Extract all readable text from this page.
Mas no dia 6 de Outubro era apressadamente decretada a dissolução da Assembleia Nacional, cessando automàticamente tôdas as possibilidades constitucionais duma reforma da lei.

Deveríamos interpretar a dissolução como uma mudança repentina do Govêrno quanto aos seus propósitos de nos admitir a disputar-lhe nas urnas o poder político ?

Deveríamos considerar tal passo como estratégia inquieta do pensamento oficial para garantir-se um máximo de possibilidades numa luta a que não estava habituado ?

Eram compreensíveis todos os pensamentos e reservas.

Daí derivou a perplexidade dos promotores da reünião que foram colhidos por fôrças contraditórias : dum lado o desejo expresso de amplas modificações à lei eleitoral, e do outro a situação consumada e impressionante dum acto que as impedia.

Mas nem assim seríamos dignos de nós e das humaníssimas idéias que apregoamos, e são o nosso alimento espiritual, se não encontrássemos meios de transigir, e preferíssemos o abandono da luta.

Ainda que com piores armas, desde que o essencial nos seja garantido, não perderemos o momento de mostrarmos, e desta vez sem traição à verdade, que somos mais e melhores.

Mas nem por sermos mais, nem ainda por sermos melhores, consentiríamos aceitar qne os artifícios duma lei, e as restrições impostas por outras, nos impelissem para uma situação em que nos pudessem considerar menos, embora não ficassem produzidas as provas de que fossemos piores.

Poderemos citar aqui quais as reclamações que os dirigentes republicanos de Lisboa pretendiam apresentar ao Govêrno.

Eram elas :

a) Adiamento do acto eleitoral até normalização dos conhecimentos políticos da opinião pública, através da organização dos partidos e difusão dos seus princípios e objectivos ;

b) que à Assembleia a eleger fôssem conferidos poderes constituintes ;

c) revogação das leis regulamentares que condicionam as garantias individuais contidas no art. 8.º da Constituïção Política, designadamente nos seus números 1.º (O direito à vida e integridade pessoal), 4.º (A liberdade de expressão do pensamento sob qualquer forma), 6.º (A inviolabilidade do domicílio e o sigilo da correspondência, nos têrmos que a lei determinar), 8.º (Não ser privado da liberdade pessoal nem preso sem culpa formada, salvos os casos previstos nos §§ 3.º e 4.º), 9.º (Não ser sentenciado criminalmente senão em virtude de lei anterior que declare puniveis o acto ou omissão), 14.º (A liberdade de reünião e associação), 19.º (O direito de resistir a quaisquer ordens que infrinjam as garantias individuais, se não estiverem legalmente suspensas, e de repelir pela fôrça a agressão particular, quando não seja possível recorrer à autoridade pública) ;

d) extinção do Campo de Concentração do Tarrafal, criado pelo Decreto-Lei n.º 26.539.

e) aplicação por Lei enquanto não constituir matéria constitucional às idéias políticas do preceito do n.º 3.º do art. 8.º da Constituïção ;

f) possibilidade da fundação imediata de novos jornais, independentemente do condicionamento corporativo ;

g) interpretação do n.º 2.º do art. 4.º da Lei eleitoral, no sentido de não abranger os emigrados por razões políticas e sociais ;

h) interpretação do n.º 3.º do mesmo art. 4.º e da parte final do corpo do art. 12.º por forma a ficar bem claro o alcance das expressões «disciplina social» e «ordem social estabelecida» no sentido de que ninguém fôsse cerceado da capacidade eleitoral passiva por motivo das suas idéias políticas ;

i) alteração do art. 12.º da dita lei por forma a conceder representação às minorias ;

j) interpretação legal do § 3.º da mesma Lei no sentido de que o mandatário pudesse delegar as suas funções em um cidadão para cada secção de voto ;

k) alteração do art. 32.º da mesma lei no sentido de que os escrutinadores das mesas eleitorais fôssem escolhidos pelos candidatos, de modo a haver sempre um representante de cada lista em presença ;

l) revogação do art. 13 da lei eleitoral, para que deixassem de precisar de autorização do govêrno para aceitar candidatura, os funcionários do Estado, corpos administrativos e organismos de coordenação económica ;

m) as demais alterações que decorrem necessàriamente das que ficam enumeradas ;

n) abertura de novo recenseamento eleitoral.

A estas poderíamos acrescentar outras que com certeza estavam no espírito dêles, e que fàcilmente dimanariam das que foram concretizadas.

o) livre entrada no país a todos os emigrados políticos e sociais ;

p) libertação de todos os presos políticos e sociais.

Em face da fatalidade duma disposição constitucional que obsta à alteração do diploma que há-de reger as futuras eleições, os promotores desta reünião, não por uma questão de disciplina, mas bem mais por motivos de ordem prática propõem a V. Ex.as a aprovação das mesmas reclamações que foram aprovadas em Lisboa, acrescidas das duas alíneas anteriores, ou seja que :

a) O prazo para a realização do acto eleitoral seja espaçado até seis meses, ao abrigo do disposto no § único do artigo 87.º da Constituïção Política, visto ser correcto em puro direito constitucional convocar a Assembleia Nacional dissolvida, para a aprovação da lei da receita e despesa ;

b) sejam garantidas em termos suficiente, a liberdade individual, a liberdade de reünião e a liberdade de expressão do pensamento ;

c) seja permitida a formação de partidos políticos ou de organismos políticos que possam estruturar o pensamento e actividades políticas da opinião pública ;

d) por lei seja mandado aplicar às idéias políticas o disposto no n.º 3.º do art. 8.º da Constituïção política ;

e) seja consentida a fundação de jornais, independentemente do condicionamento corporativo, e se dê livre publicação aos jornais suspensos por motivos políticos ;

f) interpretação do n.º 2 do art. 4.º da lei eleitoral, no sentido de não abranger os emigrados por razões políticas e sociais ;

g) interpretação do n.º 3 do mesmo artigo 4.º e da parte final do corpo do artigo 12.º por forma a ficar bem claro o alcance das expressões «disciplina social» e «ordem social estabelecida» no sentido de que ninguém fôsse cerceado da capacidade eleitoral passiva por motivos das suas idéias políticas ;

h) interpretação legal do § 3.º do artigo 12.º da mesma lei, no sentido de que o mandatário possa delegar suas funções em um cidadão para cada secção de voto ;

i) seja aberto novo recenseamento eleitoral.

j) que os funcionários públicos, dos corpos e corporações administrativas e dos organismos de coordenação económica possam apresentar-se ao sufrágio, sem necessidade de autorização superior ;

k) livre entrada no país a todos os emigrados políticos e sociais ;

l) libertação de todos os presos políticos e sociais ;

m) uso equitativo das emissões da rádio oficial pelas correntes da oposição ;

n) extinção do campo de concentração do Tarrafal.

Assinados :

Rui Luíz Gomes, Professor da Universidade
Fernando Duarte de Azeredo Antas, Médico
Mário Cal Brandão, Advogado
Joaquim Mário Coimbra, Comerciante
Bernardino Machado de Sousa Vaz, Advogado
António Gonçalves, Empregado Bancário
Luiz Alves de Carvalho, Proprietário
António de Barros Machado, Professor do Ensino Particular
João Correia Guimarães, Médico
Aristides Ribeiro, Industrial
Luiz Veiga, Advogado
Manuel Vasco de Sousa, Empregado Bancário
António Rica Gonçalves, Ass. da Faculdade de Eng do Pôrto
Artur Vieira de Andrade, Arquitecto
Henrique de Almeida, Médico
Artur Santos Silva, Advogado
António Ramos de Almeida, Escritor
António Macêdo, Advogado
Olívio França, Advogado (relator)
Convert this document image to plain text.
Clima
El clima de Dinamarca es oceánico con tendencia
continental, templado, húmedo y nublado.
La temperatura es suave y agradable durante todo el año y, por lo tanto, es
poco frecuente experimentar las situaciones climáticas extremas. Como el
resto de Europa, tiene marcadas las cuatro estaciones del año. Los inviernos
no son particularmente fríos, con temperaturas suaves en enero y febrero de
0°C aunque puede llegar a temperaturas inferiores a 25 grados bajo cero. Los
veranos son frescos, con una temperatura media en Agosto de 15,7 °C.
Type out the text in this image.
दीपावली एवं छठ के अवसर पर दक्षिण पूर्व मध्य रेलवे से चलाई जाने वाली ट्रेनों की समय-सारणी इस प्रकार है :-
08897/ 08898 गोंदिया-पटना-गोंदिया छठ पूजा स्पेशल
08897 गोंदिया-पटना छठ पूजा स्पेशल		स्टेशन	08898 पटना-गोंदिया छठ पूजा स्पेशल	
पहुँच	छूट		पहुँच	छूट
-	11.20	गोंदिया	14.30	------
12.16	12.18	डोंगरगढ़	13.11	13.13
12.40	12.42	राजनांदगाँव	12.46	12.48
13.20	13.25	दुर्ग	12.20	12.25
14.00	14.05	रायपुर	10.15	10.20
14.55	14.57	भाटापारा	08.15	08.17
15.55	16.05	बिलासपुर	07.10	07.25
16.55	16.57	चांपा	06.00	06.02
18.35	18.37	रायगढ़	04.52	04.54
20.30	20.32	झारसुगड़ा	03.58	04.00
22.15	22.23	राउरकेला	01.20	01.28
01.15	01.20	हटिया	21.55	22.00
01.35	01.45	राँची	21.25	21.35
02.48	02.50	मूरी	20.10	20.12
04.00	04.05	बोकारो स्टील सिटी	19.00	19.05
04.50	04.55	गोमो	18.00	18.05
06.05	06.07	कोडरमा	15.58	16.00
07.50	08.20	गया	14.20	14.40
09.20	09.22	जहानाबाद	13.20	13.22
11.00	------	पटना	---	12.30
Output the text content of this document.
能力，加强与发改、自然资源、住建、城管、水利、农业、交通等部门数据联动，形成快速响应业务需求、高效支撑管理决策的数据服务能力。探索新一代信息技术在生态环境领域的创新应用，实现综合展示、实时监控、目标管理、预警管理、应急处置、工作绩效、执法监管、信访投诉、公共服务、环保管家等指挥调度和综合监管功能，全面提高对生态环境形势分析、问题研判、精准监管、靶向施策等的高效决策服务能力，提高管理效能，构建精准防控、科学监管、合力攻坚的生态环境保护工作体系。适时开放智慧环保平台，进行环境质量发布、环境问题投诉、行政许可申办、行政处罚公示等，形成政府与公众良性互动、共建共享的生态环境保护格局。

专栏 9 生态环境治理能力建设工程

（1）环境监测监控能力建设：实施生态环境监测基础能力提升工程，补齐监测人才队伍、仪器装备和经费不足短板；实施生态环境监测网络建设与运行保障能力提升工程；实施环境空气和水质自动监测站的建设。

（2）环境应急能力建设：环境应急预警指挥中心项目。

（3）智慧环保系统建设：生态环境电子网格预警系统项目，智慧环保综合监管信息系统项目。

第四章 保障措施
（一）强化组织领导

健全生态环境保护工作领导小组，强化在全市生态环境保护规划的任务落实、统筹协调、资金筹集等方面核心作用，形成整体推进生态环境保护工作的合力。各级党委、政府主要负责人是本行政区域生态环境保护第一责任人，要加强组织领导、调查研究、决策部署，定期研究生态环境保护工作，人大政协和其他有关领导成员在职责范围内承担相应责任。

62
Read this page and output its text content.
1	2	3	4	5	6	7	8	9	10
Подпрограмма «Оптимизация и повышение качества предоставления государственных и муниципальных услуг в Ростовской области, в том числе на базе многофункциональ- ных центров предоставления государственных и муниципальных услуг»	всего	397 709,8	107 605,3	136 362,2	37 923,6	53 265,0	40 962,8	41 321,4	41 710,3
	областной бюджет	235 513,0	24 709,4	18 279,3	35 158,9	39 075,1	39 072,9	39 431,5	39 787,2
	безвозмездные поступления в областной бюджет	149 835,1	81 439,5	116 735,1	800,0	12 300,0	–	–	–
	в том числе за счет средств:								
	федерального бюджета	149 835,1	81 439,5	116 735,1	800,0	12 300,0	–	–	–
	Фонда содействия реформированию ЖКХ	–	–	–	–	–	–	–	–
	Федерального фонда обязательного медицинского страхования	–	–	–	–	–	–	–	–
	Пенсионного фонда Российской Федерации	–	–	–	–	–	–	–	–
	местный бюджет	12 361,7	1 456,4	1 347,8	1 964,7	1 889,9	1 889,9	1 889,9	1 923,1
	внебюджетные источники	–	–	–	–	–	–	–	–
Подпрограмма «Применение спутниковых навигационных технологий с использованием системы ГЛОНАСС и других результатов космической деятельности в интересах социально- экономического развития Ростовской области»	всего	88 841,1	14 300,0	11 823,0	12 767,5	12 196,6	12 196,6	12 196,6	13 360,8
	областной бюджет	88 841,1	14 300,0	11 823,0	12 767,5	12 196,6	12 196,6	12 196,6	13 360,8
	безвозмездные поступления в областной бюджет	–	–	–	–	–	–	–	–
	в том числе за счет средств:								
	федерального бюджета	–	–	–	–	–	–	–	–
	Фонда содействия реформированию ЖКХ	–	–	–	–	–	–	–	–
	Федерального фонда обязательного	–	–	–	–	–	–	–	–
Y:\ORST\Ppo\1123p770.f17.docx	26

------------------------------------------------------------

**WHAT IS REQUIRED**
Show all lines from the listing above in which "fundação" appears.

**RESPONSE TO THIS TASK**
f) possibilidade da fundação imediata de novos jornais, independentemente do condicionamento corporativo ;
e) seja consentida a fundação de jornais, independentemente do condicionamento corporativo, e se dê livre publicação aos jornais suspensos por motivos políticos ;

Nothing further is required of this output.